Saved data entries:
++++++++++++++++++++

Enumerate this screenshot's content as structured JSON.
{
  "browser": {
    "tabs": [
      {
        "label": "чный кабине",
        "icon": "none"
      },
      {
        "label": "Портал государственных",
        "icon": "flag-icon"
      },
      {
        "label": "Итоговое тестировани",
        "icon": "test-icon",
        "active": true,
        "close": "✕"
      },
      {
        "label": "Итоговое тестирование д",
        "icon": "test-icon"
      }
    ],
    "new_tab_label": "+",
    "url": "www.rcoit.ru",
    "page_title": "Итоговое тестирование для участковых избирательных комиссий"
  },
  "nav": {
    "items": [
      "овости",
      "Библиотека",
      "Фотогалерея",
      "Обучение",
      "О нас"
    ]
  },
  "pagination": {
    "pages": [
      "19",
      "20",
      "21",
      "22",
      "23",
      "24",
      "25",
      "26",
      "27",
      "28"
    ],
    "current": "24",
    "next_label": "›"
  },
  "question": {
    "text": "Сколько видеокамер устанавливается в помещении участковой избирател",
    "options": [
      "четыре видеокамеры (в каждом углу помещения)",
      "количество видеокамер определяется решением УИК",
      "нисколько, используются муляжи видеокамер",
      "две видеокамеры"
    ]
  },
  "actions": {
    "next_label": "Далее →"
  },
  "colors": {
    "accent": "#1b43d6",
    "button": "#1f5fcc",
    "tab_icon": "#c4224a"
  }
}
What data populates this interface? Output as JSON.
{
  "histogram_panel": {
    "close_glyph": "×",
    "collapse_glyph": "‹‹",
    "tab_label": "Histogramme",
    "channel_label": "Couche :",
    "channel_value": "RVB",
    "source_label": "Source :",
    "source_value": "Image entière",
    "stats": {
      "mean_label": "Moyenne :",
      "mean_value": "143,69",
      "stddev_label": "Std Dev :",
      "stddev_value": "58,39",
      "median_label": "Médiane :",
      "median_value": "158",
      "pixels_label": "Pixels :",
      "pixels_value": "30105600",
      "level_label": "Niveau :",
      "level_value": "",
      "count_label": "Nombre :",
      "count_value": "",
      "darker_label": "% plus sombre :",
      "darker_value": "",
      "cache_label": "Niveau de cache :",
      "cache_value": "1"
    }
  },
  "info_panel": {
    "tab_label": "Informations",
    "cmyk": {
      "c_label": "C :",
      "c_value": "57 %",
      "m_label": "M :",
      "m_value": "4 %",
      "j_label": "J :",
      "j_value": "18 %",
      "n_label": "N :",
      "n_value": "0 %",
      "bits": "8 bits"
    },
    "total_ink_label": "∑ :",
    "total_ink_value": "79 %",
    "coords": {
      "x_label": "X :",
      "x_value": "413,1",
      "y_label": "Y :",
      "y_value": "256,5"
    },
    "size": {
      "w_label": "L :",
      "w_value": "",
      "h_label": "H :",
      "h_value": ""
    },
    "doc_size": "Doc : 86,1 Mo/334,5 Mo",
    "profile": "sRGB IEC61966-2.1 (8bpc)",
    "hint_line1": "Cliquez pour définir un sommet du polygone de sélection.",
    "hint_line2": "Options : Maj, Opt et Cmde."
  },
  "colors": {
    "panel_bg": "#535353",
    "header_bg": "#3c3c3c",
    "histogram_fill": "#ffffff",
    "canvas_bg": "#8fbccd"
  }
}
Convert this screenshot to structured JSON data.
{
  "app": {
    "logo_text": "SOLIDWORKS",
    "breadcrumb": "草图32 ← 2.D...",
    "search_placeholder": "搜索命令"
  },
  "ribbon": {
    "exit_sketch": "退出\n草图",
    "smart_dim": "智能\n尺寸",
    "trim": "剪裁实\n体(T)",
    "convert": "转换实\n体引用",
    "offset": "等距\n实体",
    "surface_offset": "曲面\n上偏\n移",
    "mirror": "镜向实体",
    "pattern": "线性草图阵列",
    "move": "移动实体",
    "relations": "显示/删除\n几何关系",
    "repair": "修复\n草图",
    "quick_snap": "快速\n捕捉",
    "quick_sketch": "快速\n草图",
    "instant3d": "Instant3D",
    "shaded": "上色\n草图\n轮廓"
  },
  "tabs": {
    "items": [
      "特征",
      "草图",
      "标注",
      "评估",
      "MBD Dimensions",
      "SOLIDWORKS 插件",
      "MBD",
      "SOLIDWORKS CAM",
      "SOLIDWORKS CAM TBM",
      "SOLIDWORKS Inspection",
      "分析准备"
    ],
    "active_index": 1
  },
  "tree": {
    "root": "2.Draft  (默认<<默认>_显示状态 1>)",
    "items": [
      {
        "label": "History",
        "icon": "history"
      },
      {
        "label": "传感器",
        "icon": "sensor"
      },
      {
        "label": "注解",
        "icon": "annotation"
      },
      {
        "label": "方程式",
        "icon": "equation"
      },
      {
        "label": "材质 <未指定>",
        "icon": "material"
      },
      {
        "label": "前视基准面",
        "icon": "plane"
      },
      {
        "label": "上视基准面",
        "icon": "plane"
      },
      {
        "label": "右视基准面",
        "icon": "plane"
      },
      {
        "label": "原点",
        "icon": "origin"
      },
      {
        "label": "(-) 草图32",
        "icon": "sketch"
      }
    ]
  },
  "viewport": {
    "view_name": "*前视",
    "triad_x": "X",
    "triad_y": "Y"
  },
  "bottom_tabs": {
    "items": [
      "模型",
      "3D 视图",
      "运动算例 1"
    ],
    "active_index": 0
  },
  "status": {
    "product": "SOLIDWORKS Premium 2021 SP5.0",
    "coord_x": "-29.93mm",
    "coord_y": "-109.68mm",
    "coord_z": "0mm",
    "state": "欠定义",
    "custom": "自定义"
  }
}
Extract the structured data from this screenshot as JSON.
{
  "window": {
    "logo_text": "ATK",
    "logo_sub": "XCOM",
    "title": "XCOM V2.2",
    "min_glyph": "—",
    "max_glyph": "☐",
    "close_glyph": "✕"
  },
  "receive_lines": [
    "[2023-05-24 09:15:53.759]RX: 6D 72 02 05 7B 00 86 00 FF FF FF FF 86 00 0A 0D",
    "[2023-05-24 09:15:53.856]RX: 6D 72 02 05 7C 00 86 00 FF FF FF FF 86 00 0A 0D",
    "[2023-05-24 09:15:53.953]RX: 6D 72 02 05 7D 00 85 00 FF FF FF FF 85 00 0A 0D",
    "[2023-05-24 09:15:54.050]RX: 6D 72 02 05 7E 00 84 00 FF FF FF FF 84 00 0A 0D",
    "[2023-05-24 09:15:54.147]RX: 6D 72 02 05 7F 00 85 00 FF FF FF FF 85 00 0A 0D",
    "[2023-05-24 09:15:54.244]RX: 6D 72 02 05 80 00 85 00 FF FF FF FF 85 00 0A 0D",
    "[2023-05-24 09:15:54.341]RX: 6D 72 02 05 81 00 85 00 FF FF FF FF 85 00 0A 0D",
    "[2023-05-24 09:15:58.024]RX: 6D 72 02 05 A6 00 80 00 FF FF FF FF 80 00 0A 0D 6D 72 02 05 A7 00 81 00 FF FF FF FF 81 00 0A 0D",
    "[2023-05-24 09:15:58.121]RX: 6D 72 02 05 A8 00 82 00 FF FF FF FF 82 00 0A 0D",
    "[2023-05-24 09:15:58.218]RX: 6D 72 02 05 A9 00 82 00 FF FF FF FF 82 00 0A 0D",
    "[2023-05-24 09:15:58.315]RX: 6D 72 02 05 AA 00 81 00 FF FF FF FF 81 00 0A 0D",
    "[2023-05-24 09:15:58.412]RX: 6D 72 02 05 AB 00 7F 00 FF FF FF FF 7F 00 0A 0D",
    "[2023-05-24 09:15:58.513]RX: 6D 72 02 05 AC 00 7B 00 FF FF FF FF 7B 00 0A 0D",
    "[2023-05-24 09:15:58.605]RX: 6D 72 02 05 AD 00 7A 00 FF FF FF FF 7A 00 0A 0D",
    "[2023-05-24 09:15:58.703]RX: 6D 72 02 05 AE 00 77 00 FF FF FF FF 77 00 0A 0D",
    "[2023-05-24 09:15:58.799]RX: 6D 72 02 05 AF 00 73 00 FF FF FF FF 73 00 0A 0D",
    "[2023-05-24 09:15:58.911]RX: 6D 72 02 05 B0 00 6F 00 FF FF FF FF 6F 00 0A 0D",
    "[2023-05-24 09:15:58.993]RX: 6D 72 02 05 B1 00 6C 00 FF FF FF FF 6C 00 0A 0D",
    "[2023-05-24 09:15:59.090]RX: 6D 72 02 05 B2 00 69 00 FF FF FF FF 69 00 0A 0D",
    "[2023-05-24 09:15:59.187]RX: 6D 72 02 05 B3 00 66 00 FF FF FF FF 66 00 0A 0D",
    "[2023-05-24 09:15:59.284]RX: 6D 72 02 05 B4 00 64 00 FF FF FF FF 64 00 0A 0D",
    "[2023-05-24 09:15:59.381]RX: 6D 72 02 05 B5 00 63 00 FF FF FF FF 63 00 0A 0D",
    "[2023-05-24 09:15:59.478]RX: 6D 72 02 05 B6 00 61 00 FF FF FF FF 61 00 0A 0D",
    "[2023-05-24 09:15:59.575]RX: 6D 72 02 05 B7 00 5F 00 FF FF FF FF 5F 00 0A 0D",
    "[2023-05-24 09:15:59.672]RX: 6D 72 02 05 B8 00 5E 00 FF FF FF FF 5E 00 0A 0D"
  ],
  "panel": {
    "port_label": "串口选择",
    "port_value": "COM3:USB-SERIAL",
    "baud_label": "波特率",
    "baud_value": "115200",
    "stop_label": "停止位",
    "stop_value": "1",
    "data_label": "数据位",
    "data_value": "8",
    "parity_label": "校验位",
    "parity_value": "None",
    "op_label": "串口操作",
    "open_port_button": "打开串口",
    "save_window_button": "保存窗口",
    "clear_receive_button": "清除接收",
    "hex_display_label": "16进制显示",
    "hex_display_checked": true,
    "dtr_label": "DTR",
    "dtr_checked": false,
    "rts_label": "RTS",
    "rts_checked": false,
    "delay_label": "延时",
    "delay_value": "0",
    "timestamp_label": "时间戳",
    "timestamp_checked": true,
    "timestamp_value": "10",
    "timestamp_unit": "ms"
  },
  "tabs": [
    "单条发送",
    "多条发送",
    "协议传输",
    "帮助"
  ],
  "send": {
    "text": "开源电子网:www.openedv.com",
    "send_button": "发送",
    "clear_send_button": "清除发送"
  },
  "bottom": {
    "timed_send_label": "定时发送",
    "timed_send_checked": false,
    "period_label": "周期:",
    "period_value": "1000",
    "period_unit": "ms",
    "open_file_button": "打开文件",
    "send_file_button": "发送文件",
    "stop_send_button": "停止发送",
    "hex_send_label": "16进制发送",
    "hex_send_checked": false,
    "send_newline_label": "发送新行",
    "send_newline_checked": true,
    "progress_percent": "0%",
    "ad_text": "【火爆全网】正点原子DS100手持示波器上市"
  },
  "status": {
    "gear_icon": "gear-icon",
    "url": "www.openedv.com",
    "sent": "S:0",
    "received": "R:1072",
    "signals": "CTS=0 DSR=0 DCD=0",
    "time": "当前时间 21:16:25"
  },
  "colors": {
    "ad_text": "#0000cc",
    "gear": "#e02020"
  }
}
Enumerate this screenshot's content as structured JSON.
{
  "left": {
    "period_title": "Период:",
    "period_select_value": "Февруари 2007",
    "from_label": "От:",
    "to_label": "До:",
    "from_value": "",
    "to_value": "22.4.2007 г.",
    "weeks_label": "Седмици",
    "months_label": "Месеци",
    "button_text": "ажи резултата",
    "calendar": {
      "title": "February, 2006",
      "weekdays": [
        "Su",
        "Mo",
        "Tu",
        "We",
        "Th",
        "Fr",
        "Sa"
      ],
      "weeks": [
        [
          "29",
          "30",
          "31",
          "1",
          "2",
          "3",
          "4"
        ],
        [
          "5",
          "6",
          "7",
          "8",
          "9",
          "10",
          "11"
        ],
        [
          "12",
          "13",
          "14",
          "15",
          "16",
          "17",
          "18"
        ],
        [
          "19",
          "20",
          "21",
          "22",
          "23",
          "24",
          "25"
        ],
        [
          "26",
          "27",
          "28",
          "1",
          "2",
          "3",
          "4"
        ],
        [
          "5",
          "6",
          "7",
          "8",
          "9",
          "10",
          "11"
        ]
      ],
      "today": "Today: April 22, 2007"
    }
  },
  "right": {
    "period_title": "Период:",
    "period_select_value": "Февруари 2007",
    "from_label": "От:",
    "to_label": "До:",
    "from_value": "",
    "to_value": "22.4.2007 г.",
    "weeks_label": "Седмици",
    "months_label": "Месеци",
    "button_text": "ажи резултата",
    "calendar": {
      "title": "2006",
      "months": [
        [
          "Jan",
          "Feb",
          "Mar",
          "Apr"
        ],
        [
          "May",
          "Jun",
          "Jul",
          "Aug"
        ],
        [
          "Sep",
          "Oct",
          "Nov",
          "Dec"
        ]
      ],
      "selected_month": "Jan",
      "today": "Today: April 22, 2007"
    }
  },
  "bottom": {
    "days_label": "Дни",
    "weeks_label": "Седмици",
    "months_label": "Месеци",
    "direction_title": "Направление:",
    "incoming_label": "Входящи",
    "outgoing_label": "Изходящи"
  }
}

++++++++++++++++++++

= Instructions to follow =
Read the entries and pick out all lines that include the word "screenshot".

= Result =
Enumerate this screenshot's content as structured JSON.
Convert this screenshot to structured JSON data.
Extract the structured data from this screenshot as JSON.
Enumerate this screenshot's content as structured JSON.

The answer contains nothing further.